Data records
────────────────────

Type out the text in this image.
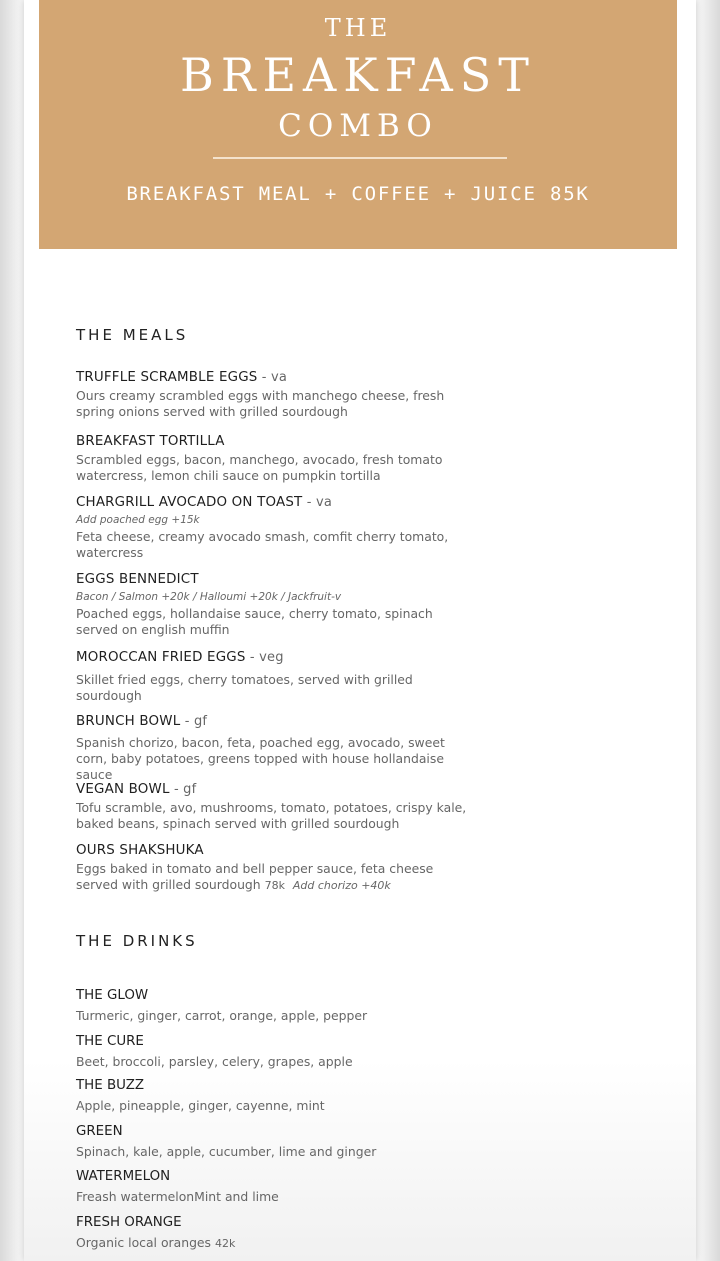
THE
BREAKFAST
COMBO
BREAKFAST MEAL + COFFEE + JUICE 85K
THE MEALS
TRUFFLE SCRAMBLE EGGS - va
Ours creamy scrambled eggs with manchego cheese, fresh spring onions served with grilled sourdough
BREAKFAST TORTILLA
Scrambled eggs, bacon, manchego, avocado, fresh tomato watercress, lemon chili sauce on pumpkin tortilla
CHARGRILL AVOCADO ON TOAST - va
Add poached egg +15k
Feta cheese, creamy avocado smash, comfit cherry tomato, watercress
EGGS BENNEDICT
Bacon / Salmon +20k / Halloumi +20k / Jackfruit-v
Poached eggs, hollandaise sauce, cherry tomato, spinach served on english muffin
MOROCCAN FRIED EGGS - veg
Skillet fried eggs, cherry tomatoes, served with grilled sourdough
BRUNCH BOWL - gf
Spanish chorizo, bacon, feta, poached egg, avocado, sweet corn, baby potatoes, greens topped with house hollandaise sauce
VEGAN BOWL - gf
Tofu scramble, avo, mushrooms, tomato, potatoes, crispy kale, baked beans, spinach served with grilled sourdough
OURS SHAKSHUKA
Eggs baked in tomato and bell pepper sauce, feta cheese served with grilled sourdough 78k Add chorizo +40k
THE DRINKS
THE GLOW
Turmeric, ginger, carrot, orange, apple, pepper
THE CURE
Beet, broccoli, parsley, celery, grapes, apple
THE BUZZ
Apple, pineapple, ginger, cayenne, mint
GREEN
Spinach, kale, apple, cucumber, lime and ginger
WATERMELON
Freash watermelonMint and lime
FRESH ORANGE
Organic local oranges 42k
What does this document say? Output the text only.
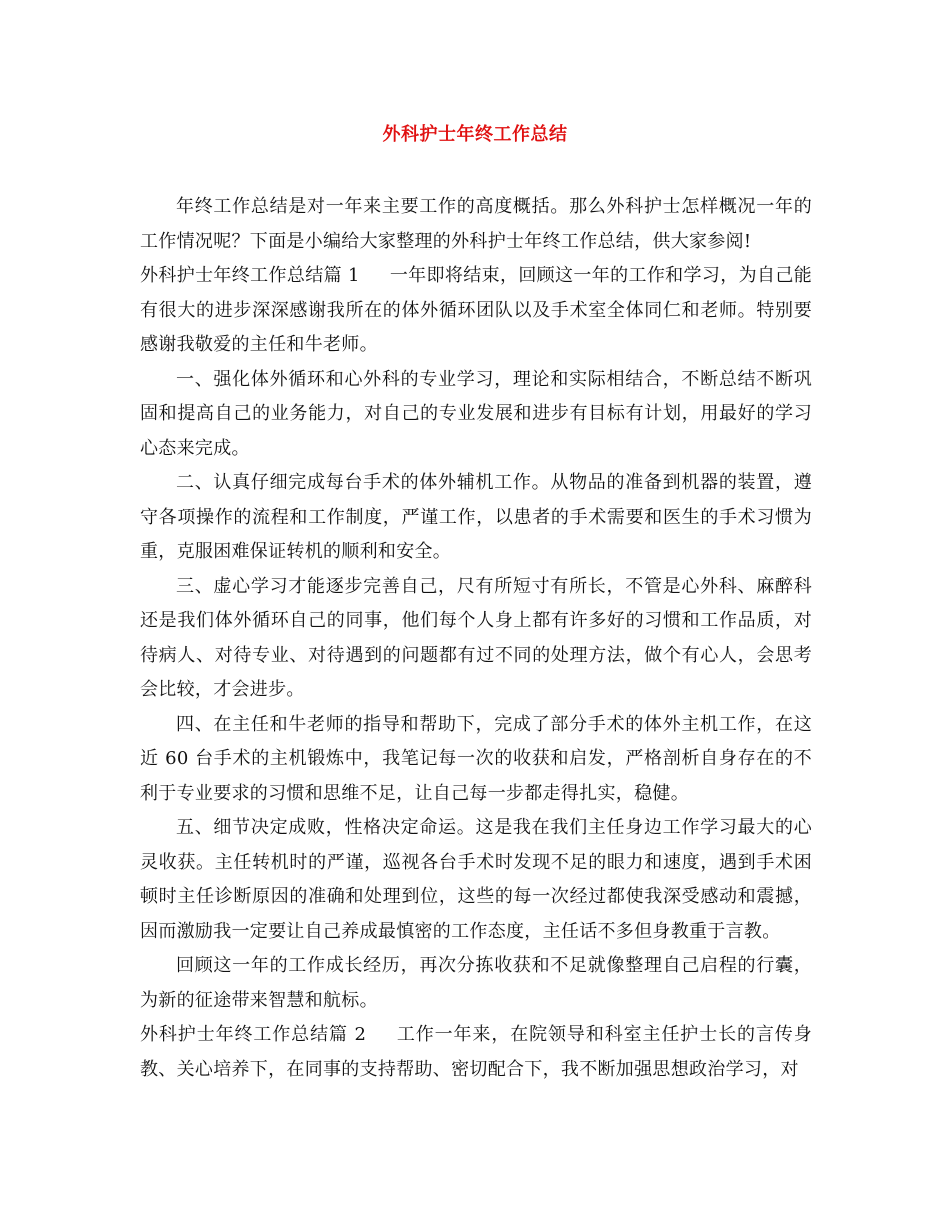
外科护士年终工作总结

年终工作总结是对一年来主要工作的高度概括。那么外科护士怎样概况一年的工作情况呢？下面是小编给大家整理的外科护士年终工作总结，供大家参阅!

外科护士年终工作总结篇 1 一年即将结束，回顾这一年的工作和学习，为自己能有很大的进步深深感谢我所在的体外循环团队以及手术室全体同仁和老师。特别要感谢我敬爱的主任和牛老师。

一、强化体外循环和心外科的专业学习，理论和实际相结合，不断总结不断巩固和提高自己的业务能力，对自己的专业发展和进步有目标有计划，用最好的学习心态来完成。

二、认真仔细完成每台手术的体外辅机工作。从物品的准备到机器的装置，遵守各项操作的流程和工作制度，严谨工作，以患者的手术需要和医生的手术习惯为重，克服困难保证转机的顺利和安全。

三、虚心学习才能逐步完善自己，尺有所短寸有所长，不管是心外科、麻醉科还是我们体外循环自己的同事，他们每个人身上都有许多好的习惯和工作品质，对待病人、对待专业、对待遇到的问题都有过不同的处理方法，做个有心人，会思考会比较，才会进步。

四、在主任和牛老师的指导和帮助下，完成了部分手术的体外主机工作，在这近 60 台手术的主机锻炼中，我笔记每一次的收获和启发，严格剖析自身存在的不利于专业要求的习惯和思维不足，让自己每一步都走得扎实，稳健。

五、细节决定成败，性格决定命运。这是我在我们主任身边工作学习最大的心灵收获。主任转机时的严谨，巡视各台手术时发现不足的眼力和速度，遇到手术困顿时主任诊断原因的准确和处理到位，这些的每一次经过都使我深受感动和震撼，因而激励我一定要让自己养成最慎密的工作态度，主任话不多但身教重于言教。

回顾这一年的工作成长经历，再次分拣收获和不足就像整理自己启程的行囊，为新的征途带来智慧和航标。

外科护士年终工作总结篇 2 工作一年来，在院领导和科室主任护士长的言传身教、关心培养下，在同事的支持帮助、密切配合下，我不断加强思想政治学习，对
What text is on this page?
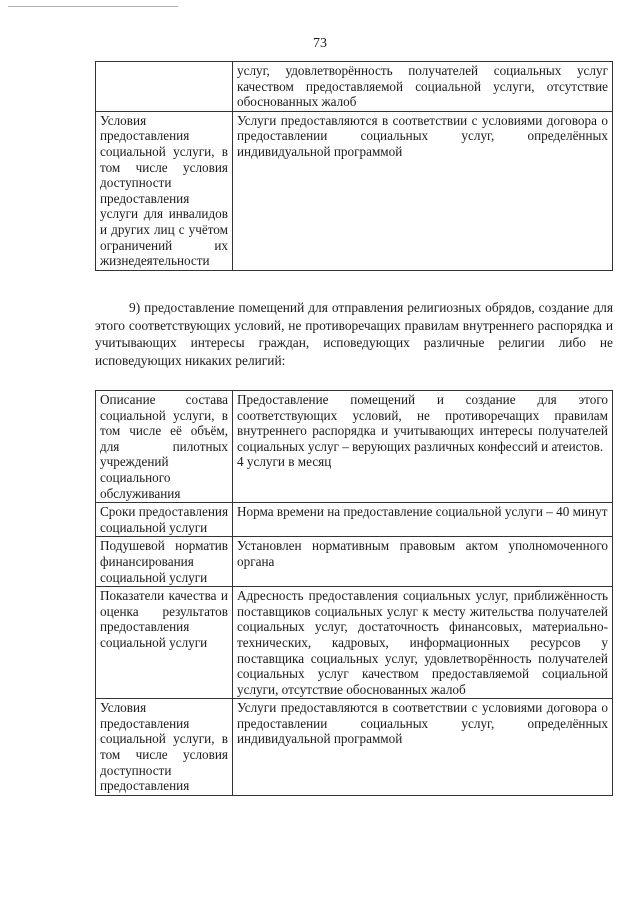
73
	услуг, удовлетворённость получателей социальных услуг качеством предоставляемой социальной услуги, отсутствие обоснованных жалоб
Условия предоставления социальной услуги, в том числе условия доступности предоставления услуги для инвалидов и других лиц с учётом ограничений их жизнедеятельности	Услуги предоставляются в соответствии с условиями договора о предоставлении социальных услуг, определённых индивидуальной программой

9) предоставление помещений для отправления религиозных обрядов, создание для этого соответствующих условий, не противоречащих правилам внутреннего распорядка и учитывающих интересы граждан, исповедующих различные религии либо не исповедующих никаких религий:

Описание состава социальной услуги, в том числе её объём, для пилотных учреждений социального обслуживания	Предоставление помещений и создание для этого соответствующих условий, не противоречащих правилам внутреннего распорядка и учитывающих интересы получателей социальных услуг – верующих различных конфессий и атеистов.
4 услуги в месяц

Сроки предоставления социальной услуги	Норма времени на предоставление социальной услуги – 40 минут
Подушевой норматив финансирования социальной услуги	Установлен нормативным правовым актом уполномоченного органа
Показатели качества и оценка результатов предоставления социальной услуги	Адресность предоставления социальных услуг, приближённость поставщиков социальных услуг к месту жительства получателей социальных услуг, достаточность финансовых, материально-технических, кадровых, информационных ресурсов у поставщика социальных услуг, удовлетворённость получателей социальных услуг качеством предоставляемой социальной услуги, отсутствие обоснованных жалоб
Условия предоставления социальной услуги, в том числе условия доступности предоставления	Услуги предоставляются в соответствии с условиями договора о предоставлении социальных услуг, определённых индивидуальной программой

────────────────────

Among the entries above, identify all lines with "качеством" and copy them.

	услуг, удовлетворённость получателей социальных услуг качеством предоставляемой социальной услуги, отсутствие обоснованных жалоб
Показатели качества и оценка результатов предоставления социальной услуги	Адресность предоставления социальных услуг, приближённость поставщиков социальных услуг к месту жительства получателей социальных услуг, достаточность финансовых, материально-технических, кадровых, информационных ресурсов у поставщика социальных услуг, удовлетворённость получателей социальных услуг качеством предоставляемой социальной услуги, отсутствие обоснованных жалоб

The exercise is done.